(Passage)
## START

Why We Don’t Own This Planet

I remember reading an excerpt from My Family and Other Animals, probably as a fourteen-year-old (I eventually read the complete work last year), and wondering how fascinating it would be to spend one’s life with countless interesting animals around. My Family and Other Animals is a witty and humorous autobiographical account of the India-born British naturalist Gerald Durrell’s early childhood years on the Greek island of Corfu. Durrell later went on to establish the Jersey Wildlife Preservation Trust which, after his death, was renamed the Durrell Wildlife Conservation Trust and continues to function to this date.

Over the last hundred years, both governmental and non-governmental organisations over the world have taken the task of conservation quite seriously. However, with the growing number of human-wildlife conflicts, there has also been an evident increase in extreme human-centric sentiments across communities. This in turn has hugely impacted the decisions of the policy-making bodies and we have ended up in a situation where a large fraction of these decisions adopt an utterly unscientific viewpoint of human supremacy over other species. This probably arises from the fact that deep inside we still consider non-human animals not “beings” enough. Deep within our prejudiced minds, we think we own this planet; we make the decisions, because only we can; because only we have a sense of fairness and morality.

## END

(Aim of the exercise) Reproduce the essay word for word, beginning at the words "I remember reading" and stopping after "to this date.".

(Extracted information)

## START

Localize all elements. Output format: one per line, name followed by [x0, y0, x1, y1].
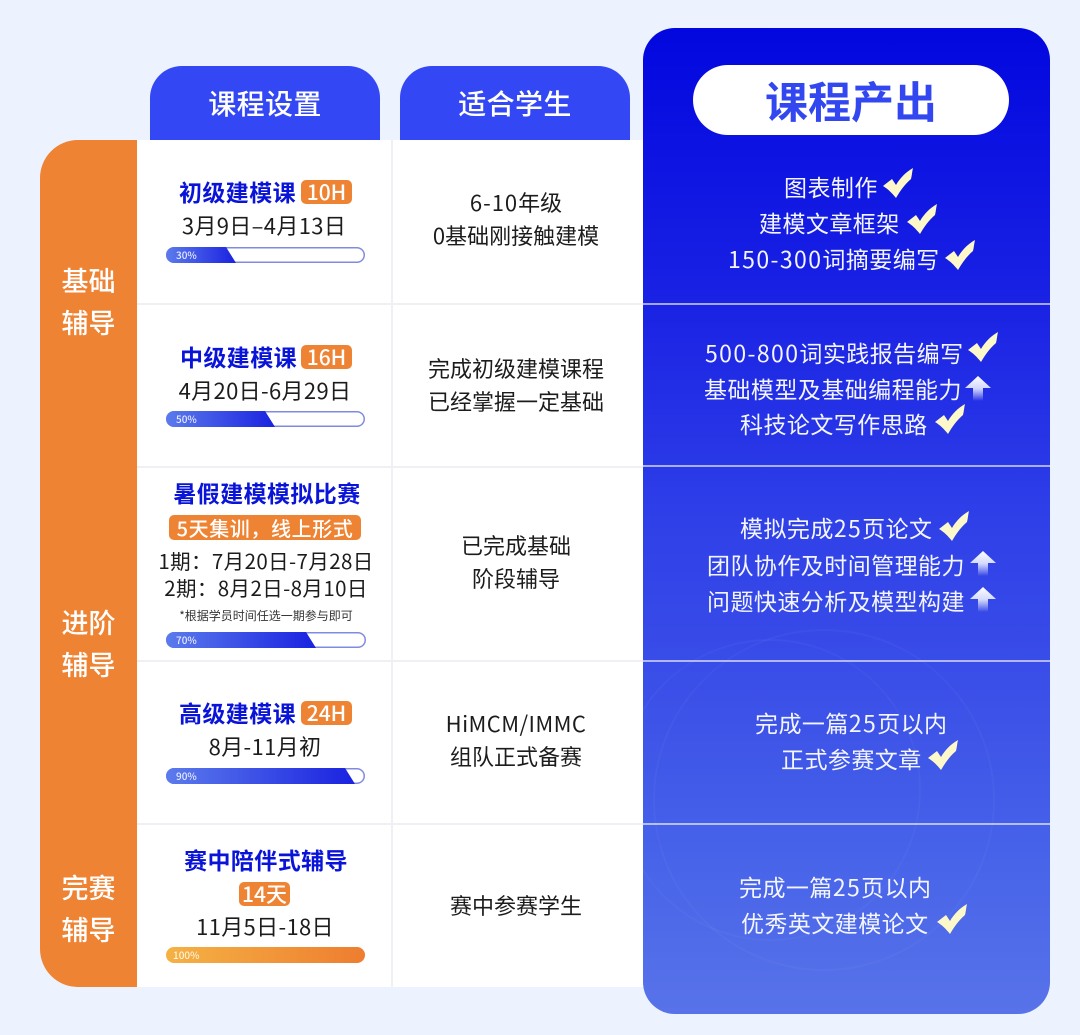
stage label: 进阶辅导: 进阶 [62, 602, 116, 641]
suitable students: row 3: 阶段辅导 [472, 562, 560, 594]
row 2 course: 中级建模课 [166, 339, 365, 427]
panel: stage column [40, 140, 137, 987]
suitable students: row 2: 完成初级建模课程 [428, 352, 604, 384]
output text: 图表制作: 图表制作 [784, 169, 878, 203]
row divider 2 [643, 465, 1050, 467]
suitable students: row 1 [433, 186, 599, 251]
output text: 150-300词摘要编写: 150-300词摘要编写 [728, 241, 940, 275]
session 1 dates: 1期：7月20日-7月28日 [158, 545, 374, 575]
row 4 course: 高级建模课 [166, 695, 365, 784]
suitable students: row 5: 赛中参赛学生 [450, 889, 582, 921]
column header: 课程设置 [150, 66, 380, 140]
suitable students: row 3 [461, 529, 571, 594]
progress bar: 30% [166, 247, 365, 263]
progress bar: 70% [166, 632, 366, 648]
note: *根据学员时间任选一期参与即可 [179, 607, 353, 624]
suitable students: row 3: 已完成基础 [461, 529, 571, 561]
row 1 course: 初级建模课 [166, 174, 365, 263]
course title: 赛中陪伴式辅导 [184, 842, 348, 876]
icon: check [907, 204, 937, 234]
suitable students: row 2: 已经掌握一定基础 [428, 385, 604, 417]
panel: 课程产出 [643, 28, 1050, 1014]
icon: check [935, 404, 965, 434]
badge: 16H: 16H [307, 342, 346, 372]
suitable students: row 4 [446, 707, 586, 772]
column header: 课程设置: 课程设置 [208, 83, 322, 123]
icon: up arrow [965, 376, 991, 400]
badge: 5天集训: 5天集训，线上形式 [177, 513, 353, 542]
output text: 科技论文写作思路: 科技论文写作思路 [740, 406, 928, 440]
session 2 dates: 2期：8月2日-8月10日 [164, 572, 368, 602]
icon: check [945, 240, 975, 270]
table body panel [137, 140, 657, 987]
panel title pill: 课程产出 [765, 69, 937, 131]
stage label: 基础辅导 [62, 260, 116, 341]
output text: 正式参赛文章: 正式参赛文章 [781, 741, 922, 775]
stage label: 完赛辅导: 辅导 [62, 909, 116, 948]
row divider 4 [643, 823, 1050, 825]
suitable students: row 1: 0基础刚接触建模 [433, 219, 599, 251]
progress bar: 90% [166, 768, 365, 784]
progress bar: 100% [166, 947, 365, 963]
course title: 初级建模课 [179, 174, 296, 208]
output text: 完成一篇25页以内: 完成一篇25页以内 [755, 705, 948, 739]
row 5 course: 赛中陪伴式辅导 [166, 842, 365, 963]
badge: 10H: 10H [307, 177, 346, 207]
column header: 适合学生 [400, 66, 630, 140]
progress bar: 50%: 50% [176, 411, 197, 426]
panel title pill [693, 65, 1009, 135]
progress bar: 90%: 90% [176, 768, 197, 783]
badge: 16H [301, 345, 352, 369]
badge: 14天: 14天 [242, 879, 287, 909]
row divider 3 [643, 660, 1050, 662]
dates: 4月20日-6月29日 [179, 374, 351, 406]
row and column dividers [137, 140, 643, 987]
row divider 1 [643, 303, 1050, 305]
suitable students: row 1: 6-10年级 [470, 186, 562, 218]
icon: check [883, 168, 913, 198]
badge: 10H [301, 180, 352, 204]
badge: 24H [301, 701, 352, 725]
course title: 中级建模课 [180, 339, 297, 373]
stage label: 基础辅导: 辅导 [62, 302, 116, 341]
output text: 优秀英文建模论文: 优秀英文建模论文 [741, 905, 929, 939]
course title: 高级建模课 [179, 695, 296, 729]
icon: check [928, 740, 958, 770]
icon: up arrow [970, 587, 996, 612]
stage label: 完赛辅导 [62, 867, 116, 948]
output text: 团队协作及时间管理能力: 团队协作及时间管理能力 [707, 547, 965, 581]
progress bar: 30%: 30% [176, 247, 197, 262]
stage label: 进阶辅导 [62, 602, 116, 683]
progress bar: 50% [166, 411, 365, 427]
output text: 完成一篇25页以内: 完成一篇25页以内 [739, 869, 932, 903]
column header: 适合学生: 适合学生 [458, 83, 572, 123]
stage label: 进阶辅导: 辅导 [62, 644, 116, 683]
suitable students: row 2 [428, 352, 604, 417]
course title: 暑假建模模拟比赛 [173, 475, 361, 509]
output text: 问题快速分析及模型构建: 问题快速分析及模型构建 [707, 583, 965, 617]
stage label: 基础辅导: 基础 [62, 260, 116, 299]
badge: 24H: 24H [307, 698, 346, 728]
dates: 11月5日-18日 [196, 910, 334, 942]
output text: 模拟完成25页论文: 模拟完成25页论文 [740, 510, 933, 544]
row 3 course: 暑假建模模拟比赛 [158, 475, 374, 648]
icon: up arrow [970, 551, 996, 576]
icon: check [939, 511, 969, 541]
output text: 基础模型及基础编程能力: 基础模型及基础编程能力 [704, 371, 962, 405]
icon: check [968, 332, 998, 362]
suitable students: row 4: 组队正式备赛 [450, 740, 582, 772]
progress bar: 100%: 100% [173, 947, 200, 962]
dates: 3月9日–4月13日 [182, 209, 346, 241]
progress bar: 70%: 70% [176, 632, 197, 647]
suitable students: row 4: HiMCM/IMMC [446, 707, 586, 739]
dates: 8月-11月初 [209, 730, 321, 762]
output text: 建模文章框架: 建模文章框架 [759, 205, 900, 239]
stage label: 完赛辅导: 完赛 [62, 867, 116, 906]
output text: 500-800词实践报告编写: 500-800词实践报告编写 [705, 335, 964, 369]
icon: check [937, 904, 967, 934]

## END

(Complete response)
I remember reading an excerpt from My Family and Other Animals, probably as a fourteen-year-old (I eventually read the complete work last year), and wondering how fascinating it would be to spend one’s life with countless interesting animals around. My Family and Other Animals is a witty and humorous autobiographical account of the India-born British naturalist Gerald Durrell’s early childhood years on the Greek island of Corfu. Durrell later went on to establish the Jersey Wildlife Preservation Trust which, after his death, was renamed the Durrell Wildlife Conservation Trust and continues to function to this date.